--- Short exercise ---
Work out the number of lines containing "индикатора". Answer with nothing but that number.
>> BEGIN Provided records
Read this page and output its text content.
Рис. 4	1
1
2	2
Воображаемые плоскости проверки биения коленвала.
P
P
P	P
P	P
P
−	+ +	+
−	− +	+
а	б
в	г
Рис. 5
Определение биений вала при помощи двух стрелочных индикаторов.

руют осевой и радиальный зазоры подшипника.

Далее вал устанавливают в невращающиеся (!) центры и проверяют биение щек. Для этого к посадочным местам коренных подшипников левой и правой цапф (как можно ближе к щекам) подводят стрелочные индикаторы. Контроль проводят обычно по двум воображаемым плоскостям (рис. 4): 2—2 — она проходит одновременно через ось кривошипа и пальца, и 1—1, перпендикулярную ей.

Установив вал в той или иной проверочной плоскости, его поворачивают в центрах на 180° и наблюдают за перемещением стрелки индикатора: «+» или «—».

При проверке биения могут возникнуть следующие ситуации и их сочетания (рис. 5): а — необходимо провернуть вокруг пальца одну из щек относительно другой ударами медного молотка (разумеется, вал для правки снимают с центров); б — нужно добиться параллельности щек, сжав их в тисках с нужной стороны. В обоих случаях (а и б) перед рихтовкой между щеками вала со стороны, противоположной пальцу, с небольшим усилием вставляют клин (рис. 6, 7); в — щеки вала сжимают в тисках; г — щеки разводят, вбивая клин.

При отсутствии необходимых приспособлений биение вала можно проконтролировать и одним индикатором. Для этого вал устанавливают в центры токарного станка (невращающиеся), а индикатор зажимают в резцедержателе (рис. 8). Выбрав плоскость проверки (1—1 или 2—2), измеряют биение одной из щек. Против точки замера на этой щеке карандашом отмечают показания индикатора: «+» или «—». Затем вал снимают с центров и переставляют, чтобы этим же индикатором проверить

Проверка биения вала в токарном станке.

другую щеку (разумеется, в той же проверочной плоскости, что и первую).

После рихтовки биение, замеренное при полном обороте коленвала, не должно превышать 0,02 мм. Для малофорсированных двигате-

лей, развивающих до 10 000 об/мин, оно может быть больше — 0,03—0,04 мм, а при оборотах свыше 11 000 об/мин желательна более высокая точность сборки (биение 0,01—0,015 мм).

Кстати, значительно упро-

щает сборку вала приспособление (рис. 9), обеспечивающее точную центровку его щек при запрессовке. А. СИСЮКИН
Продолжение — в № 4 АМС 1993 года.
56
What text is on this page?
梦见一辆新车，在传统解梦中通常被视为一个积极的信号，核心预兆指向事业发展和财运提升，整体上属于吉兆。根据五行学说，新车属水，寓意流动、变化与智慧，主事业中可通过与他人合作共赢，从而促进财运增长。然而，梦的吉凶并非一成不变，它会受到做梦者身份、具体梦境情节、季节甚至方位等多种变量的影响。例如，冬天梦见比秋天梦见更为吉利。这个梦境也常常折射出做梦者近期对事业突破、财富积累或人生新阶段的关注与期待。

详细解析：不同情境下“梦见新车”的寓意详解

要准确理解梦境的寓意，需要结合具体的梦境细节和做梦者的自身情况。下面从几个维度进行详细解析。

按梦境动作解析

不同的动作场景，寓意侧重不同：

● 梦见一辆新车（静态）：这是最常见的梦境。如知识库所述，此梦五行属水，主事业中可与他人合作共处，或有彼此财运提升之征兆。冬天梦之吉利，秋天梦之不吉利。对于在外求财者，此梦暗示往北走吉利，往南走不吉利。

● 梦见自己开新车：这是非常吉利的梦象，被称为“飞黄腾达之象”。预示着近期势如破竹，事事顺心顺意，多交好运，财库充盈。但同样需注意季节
>> END Provided records
--- Output of the exercise ---
2